Dokumenttext
# Was wäre euch ein richtig guter Bundesverband wert?



## Thomas9904 (4. Juni 2017)

Umfrage

*Was wäre euch ein richtig guter Bundesverband wert?​*
Man sieht, es gibt doch etwas wie Schwarmintelligenz, wenn man sich die folgende Abstimmung als Stimmungsbild mal anschaut:
Was ist euch der aktuelle, real existierende DAFV wert?
 Über 80% sagen nö, der DAFV ist nix wert, nochmal 10% mit 2 Euro nicht mal den jetzigen Beitrag und nur um 10% den jetzigen Beitrag oder gar mehr.

Ob sich da reine Sparsamkeit ausdrückt oder schlicht die Unzufriedenheit Bahn bricht, lässt sich so einfach nicht sagen..

Formulieren wir also in Stichpunkten mal einen alternativen, aktiven und im Sinne der Angler und des Angelns sehr gut arbeitenden Verbandes.

Und fragen dann, was Angler dann bereit dafür zu bezahlen sind (die dann natürlich auch als Einzelmitglied da rein könnten mit Stimmrecht)..

Aufgabenstellung
a) Nenne alle Prozentangaben aus dem Forumsbeitrag zum Bundesverband.
b) Schreib bitte aus dem Forumsbeitrag zum Bundesverband den Abschnitt wortgetreu ab, beginnend mit "# Was wäre euch" und weiter bis "oder gar mehr.".
Die Zeilen weiter unten stehen in keinem Zusammenhang mit dem Forumsbeitrag.

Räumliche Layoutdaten
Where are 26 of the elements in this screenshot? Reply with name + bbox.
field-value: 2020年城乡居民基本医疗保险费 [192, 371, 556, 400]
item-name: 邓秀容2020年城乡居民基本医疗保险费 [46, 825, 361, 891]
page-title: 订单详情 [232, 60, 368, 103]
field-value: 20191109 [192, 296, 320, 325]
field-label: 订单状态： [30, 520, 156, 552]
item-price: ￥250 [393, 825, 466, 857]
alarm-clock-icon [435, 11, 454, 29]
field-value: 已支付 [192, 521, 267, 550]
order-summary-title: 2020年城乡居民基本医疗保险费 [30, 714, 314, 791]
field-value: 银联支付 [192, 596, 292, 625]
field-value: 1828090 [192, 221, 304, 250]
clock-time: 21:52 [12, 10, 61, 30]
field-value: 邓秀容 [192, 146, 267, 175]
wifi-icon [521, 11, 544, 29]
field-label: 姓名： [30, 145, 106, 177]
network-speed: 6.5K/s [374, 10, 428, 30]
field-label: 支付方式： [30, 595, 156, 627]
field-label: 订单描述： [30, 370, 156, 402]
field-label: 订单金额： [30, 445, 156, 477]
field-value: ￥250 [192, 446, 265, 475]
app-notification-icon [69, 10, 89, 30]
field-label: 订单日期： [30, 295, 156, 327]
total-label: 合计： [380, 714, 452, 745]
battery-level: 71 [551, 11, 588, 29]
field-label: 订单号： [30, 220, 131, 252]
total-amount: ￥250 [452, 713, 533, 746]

---

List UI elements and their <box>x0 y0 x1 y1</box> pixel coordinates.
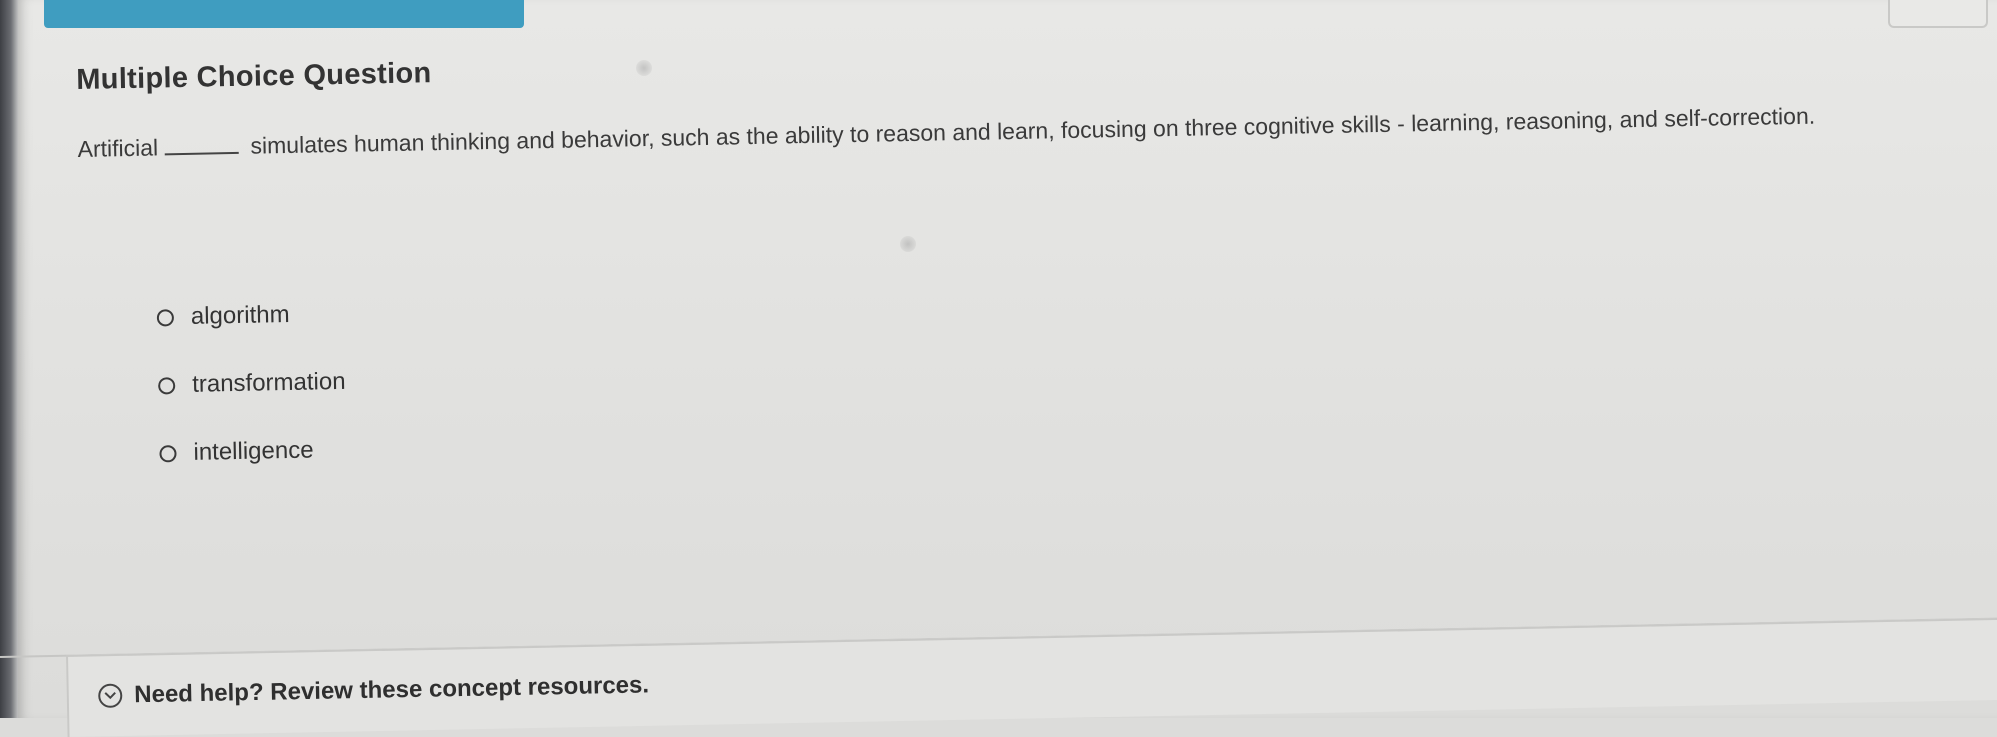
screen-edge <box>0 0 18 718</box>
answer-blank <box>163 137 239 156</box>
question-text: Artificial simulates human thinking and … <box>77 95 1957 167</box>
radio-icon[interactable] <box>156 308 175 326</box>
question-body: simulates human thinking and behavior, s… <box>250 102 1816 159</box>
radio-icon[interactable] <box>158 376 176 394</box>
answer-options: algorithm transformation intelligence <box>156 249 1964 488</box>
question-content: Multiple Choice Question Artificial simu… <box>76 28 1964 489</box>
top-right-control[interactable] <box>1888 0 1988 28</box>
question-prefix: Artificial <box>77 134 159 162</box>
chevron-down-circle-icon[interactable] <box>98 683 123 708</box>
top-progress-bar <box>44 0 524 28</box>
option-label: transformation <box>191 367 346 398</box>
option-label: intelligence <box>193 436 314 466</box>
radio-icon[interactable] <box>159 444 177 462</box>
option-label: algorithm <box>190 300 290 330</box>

Geordnete Lösungen
a) Über 80%, 10%, um 10%

b)
# Was wäre euch ein richtig guter Bundesverband wert?



## Thomas9904 (4. Juni 2017)

Umfrage

*Was wäre euch ein richtig guter Bundesverband wert?​*
Man sieht, es gibt doch etwas wie Schwarmintelligenz, wenn man sich die folgende Abstimmung als Stimmungsbild mal anschaut:
Was ist euch der aktuelle, real existierende DAFV wert?
 Über 80% sagen nö, der DAFV ist nix wert, nochmal 10% mit 2 Euro nicht mal den jetzigen Beitrag und nur um 10% den jetzigen Beitrag oder gar mehr.